====== RECORDS FOR THE EXERCISE ======

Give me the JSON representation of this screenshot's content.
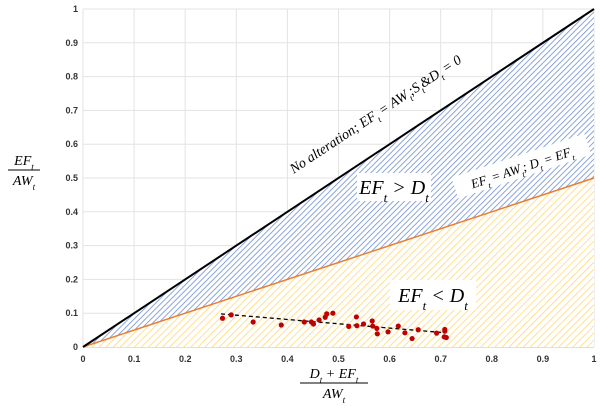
{
  "chart_data": {
    "type": "scatter",
    "title": "",
    "xlabel": {
      "num": [
        {
          "t": "D"
        },
        {
          "t": "t",
          "sub": true
        },
        {
          "t": " + EF"
        },
        {
          "t": "t",
          "sub": true
        }
      ],
      "den": [
        {
          "t": "AW"
        },
        {
          "t": "t",
          "sub": true
        }
      ]
    },
    "ylabel": {
      "num": [
        {
          "t": "EF"
        },
        {
          "t": "t",
          "sub": true
        }
      ],
      "den": [
        {
          "t": "AW"
        },
        {
          "t": "t",
          "sub": true
        }
      ]
    },
    "xlim": [
      0,
      1
    ],
    "ylim": [
      0,
      1
    ],
    "grid": true,
    "xticks": [
      "0",
      "0.1",
      "0.2",
      "0.3",
      "0.4",
      "0.5",
      "0.6",
      "0.7",
      "0.8",
      "0.9",
      "1"
    ],
    "yticks": [
      "0",
      "0.1",
      "0.2",
      "0.3",
      "0.4",
      "0.5",
      "0.6",
      "0.7",
      "0.8",
      "0.9",
      "1"
    ],
    "lines": [
      {
        "name": "no-alteration",
        "color": "#000000",
        "x": [
          0,
          1
        ],
        "y": [
          0,
          1
        ]
      },
      {
        "name": "ef-equals-d",
        "color": "#ED7D31",
        "x": [
          0,
          1
        ],
        "y": [
          0,
          0.5
        ]
      }
    ],
    "regions": [
      {
        "name": "ef-greater-d",
        "fill": "#4472C4"
      },
      {
        "name": "ef-less-d",
        "fill": "#FFC000"
      }
    ],
    "points_color": "#C00000",
    "points": [
      [
        0.273,
        0.085
      ],
      [
        0.29,
        0.095
      ],
      [
        0.333,
        0.074
      ],
      [
        0.388,
        0.065
      ],
      [
        0.433,
        0.074
      ],
      [
        0.447,
        0.074
      ],
      [
        0.451,
        0.068
      ],
      [
        0.462,
        0.08
      ],
      [
        0.474,
        0.088
      ],
      [
        0.477,
        0.098
      ],
      [
        0.489,
        0.1
      ],
      [
        0.52,
        0.061
      ],
      [
        0.535,
        0.089
      ],
      [
        0.536,
        0.063
      ],
      [
        0.549,
        0.068
      ],
      [
        0.566,
        0.077
      ],
      [
        0.567,
        0.062
      ],
      [
        0.575,
        0.055
      ],
      [
        0.576,
        0.039
      ],
      [
        0.597,
        0.045
      ],
      [
        0.617,
        0.062
      ],
      [
        0.63,
        0.042
      ],
      [
        0.644,
        0.025
      ],
      [
        0.656,
        0.051
      ],
      [
        0.692,
        0.041
      ],
      [
        0.708,
        0.052
      ],
      [
        0.708,
        0.047
      ],
      [
        0.707,
        0.03
      ],
      [
        0.711,
        0.028
      ]
    ],
    "trendline": {
      "x": [
        0.27,
        0.71
      ],
      "y": [
        0.098,
        0.042
      ],
      "style": "dashed"
    },
    "annotations": {
      "no_alteration": [
        {
          "t": "No alteration; EF"
        },
        {
          "t": "t",
          "sub": true
        },
        {
          "t": " = AW"
        },
        {
          "t": "t",
          "sub": true
        },
        {
          "t": ";S"
        },
        {
          "t": "t",
          "sub": true
        },
        {
          "t": "&D"
        },
        {
          "t": "t",
          "sub": true
        },
        {
          "t": " = 0"
        }
      ],
      "ef_gt_d": [
        {
          "t": "EF"
        },
        {
          "t": "t",
          "sub": true
        },
        {
          "t": " > D"
        },
        {
          "t": "t",
          "sub": true
        }
      ],
      "ef_eq_d": [
        {
          "t": "EF"
        },
        {
          "t": "t",
          "sub": true
        },
        {
          "t": " = AW"
        },
        {
          "t": "t",
          "sub": true
        },
        {
          "t": "; D"
        },
        {
          "t": "t",
          "sub": true
        },
        {
          "t": " = EF"
        },
        {
          "t": "t",
          "sub": true
        }
      ],
      "ef_lt_d": [
        {
          "t": "EF"
        },
        {
          "t": "t",
          "sub": true
        },
        {
          "t": " < D"
        },
        {
          "t": "t",
          "sub": true
        }
      ]
    }
  }
}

======

Pick out, from the lines above, every one that contains the string "name".

*RESPONSE TO THE EXERCISE:*
        "name": "no-alteration",
        "name": "ef-equals-d",
        "name": "ef-greater-d",
        "name": "ef-less-d",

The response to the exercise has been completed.